-- Supplied material start --

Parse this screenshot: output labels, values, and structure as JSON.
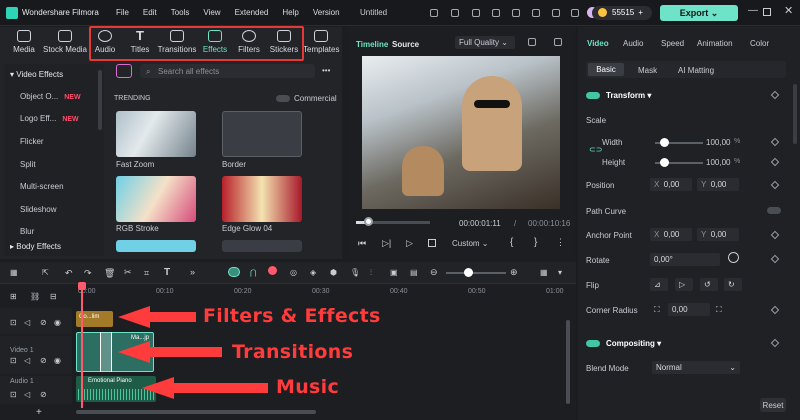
{
  "app": {
    "title": "Wondershare Filmora",
    "project": "Untitled",
    "credits": "55515",
    "export_label": "Export"
  },
  "menu": [
    "File",
    "Edit",
    "Tools",
    "View",
    "Extended",
    "Help",
    "Version"
  ],
  "library_tabs": [
    "Media",
    "Stock Media",
    "Audio",
    "Titles",
    "Transitions",
    "Effects",
    "Filters",
    "Stickers",
    "Templates"
  ],
  "sidebar": {
    "header": "Video Effects",
    "items": [
      "Object O...",
      "Logo Eff...",
      "Flicker",
      "Split",
      "Multi-screen",
      "Slideshow",
      "Blur"
    ],
    "new_label": "NEW",
    "footer": "Body Effects"
  },
  "search": {
    "placeholder": "Search all effects"
  },
  "section": {
    "label": "TRENDING",
    "toggle_label": "Commercial"
  },
  "effects": [
    {
      "name": "Fast Zoom"
    },
    {
      "name": "Border"
    },
    {
      "name": "RGB Stroke"
    },
    {
      "name": "Edge Glow 04"
    }
  ],
  "player": {
    "tabs": [
      "Timeline",
      "Source"
    ],
    "quality": "Full Quality",
    "current_time": "00:00:01:11",
    "total_time": "00:00:10:16",
    "zoom_label": "Custom"
  },
  "properties": {
    "tabs": [
      "Video",
      "Audio",
      "Speed",
      "Animation",
      "Color"
    ],
    "subtabs": [
      "Basic",
      "Mask",
      "AI Matting"
    ],
    "transform": "Transform",
    "scale": "Scale",
    "width_label": "Width",
    "width_value": "100,00",
    "width_unit": "%",
    "height_label": "Height",
    "height_value": "100,00",
    "height_unit": "%",
    "position": "Position",
    "pos_x_label": "X",
    "pos_x": "0,00",
    "pos_y_label": "Y",
    "pos_y": "0,00",
    "path_curve": "Path Curve",
    "anchor": "Anchor Point",
    "anchor_x": "0,00",
    "anchor_y": "0,00",
    "rotate": "Rotate",
    "rotate_value": "0,00°",
    "flip": "Flip",
    "corner": "Corner Radius",
    "corner_value": "0,00",
    "compositing": "Compositing",
    "blend": "Blend Mode",
    "blend_value": "Normal",
    "reset": "Reset"
  },
  "timeline": {
    "ruler": [
      "00:00",
      "00:10",
      "00:20",
      "00:30",
      "00:40",
      "00:50",
      "01:00"
    ],
    "tracks": [
      "Video 1",
      "Audio 1"
    ],
    "clips": {
      "effect": "Co...lim",
      "video": "Ma...jp",
      "audio": "Emotional Piano"
    }
  },
  "annotations": {
    "a1": "Filters & Effects",
    "a2": "Transitions",
    "a3": "Music"
  },
  "colors": {
    "accent": "#6fe3c7",
    "highlight": "#e53935",
    "annotation": "#ff3b3b",
    "new_badge": "#ff4d6d"
  }
}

-- Supplied material end --

> **Task details**
Write the records above out again exactly, with no pictures in your copy.

> **Response to this task**
Parse this screenshot: output labels, values, and structure as JSON.
{
  "app": {
    "title": "Wondershare Filmora",
    "project": "Untitled",
    "credits": "55515",
    "export_label": "Export"
  },
  "menu": [
    "File",
    "Edit",
    "Tools",
    "View",
    "Extended",
    "Help",
    "Version"
  ],
  "library_tabs": [
    "Media",
    "Stock Media",
    "Audio",
    "Titles",
    "Transitions",
    "Effects",
    "Filters",
    "Stickers",
    "Templates"
  ],
  "sidebar": {
    "header": "Video Effects",
    "items": [
      "Object O...",
      "Logo Eff...",
      "Flicker",
      "Split",
      "Multi-screen",
      "Slideshow",
      "Blur"
    ],
    "new_label": "NEW",
    "footer": "Body Effects"
  },
  "search": {
    "placeholder": "Search all effects"
  },
  "section": {
    "label": "TRENDING",
    "toggle_label": "Commercial"
  },
  "effects": [
    {
      "name": "Fast Zoom"
    },
    {
      "name": "Border"
    },
    {
      "name": "RGB Stroke"
    },
    {
      "name": "Edge Glow 04"
    }
  ],
  "player": {
    "tabs": [
      "Timeline",
      "Source"
    ],
    "quality": "Full Quality",
    "current_time": "00:00:01:11",
    "total_time": "00:00:10:16",
    "zoom_label": "Custom"
  },
  "properties": {
    "tabs": [
      "Video",
      "Audio",
      "Speed",
      "Animation",
      "Color"
    ],
    "subtabs": [
      "Basic",
      "Mask",
      "AI Matting"
    ],
    "transform": "Transform",
    "scale": "Scale",
    "width_label": "Width",
    "width_value": "100,00",
    "width_unit": "%",
    "height_label": "Height",
    "height_value": "100,00",
    "height_unit": "%",
    "position": "Position",
    "pos_x_label": "X",
    "pos_x": "0,00",
    "pos_y_label": "Y",
    "pos_y": "0,00",
    "path_curve": "Path Curve",
    "anchor": "Anchor Point",
    "anchor_x": "0,00",
    "anchor_y": "0,00",
    "rotate": "Rotate",
    "rotate_value": "0,00°",
    "flip": "Flip",
    "corner": "Corner Radius",
    "corner_value": "0,00",
    "compositing": "Compositing",
    "blend": "Blend Mode",
    "blend_value": "Normal",
    "reset": "Reset"
  },
  "timeline": {
    "ruler": [
      "00:00",
      "00:10",
      "00:20",
      "00:30",
      "00:40",
      "00:50",
      "01:00"
    ],
    "tracks": [
      "Video 1",
      "Audio 1"
    ],
    "clips": {
      "effect": "Co...lim",
      "video": "Ma...jp",
      "audio": "Emotional Piano"
    }
  },
  "annotations": {
    "a1": "Filters & Effects",
    "a2": "Transitions",
    "a3": "Music"
  },
  "colors": {
    "accent": "#6fe3c7",
    "highlight": "#e53935",
    "annotation": "#ff3b3b",
    "new_badge": "#ff4d6d"
  }
}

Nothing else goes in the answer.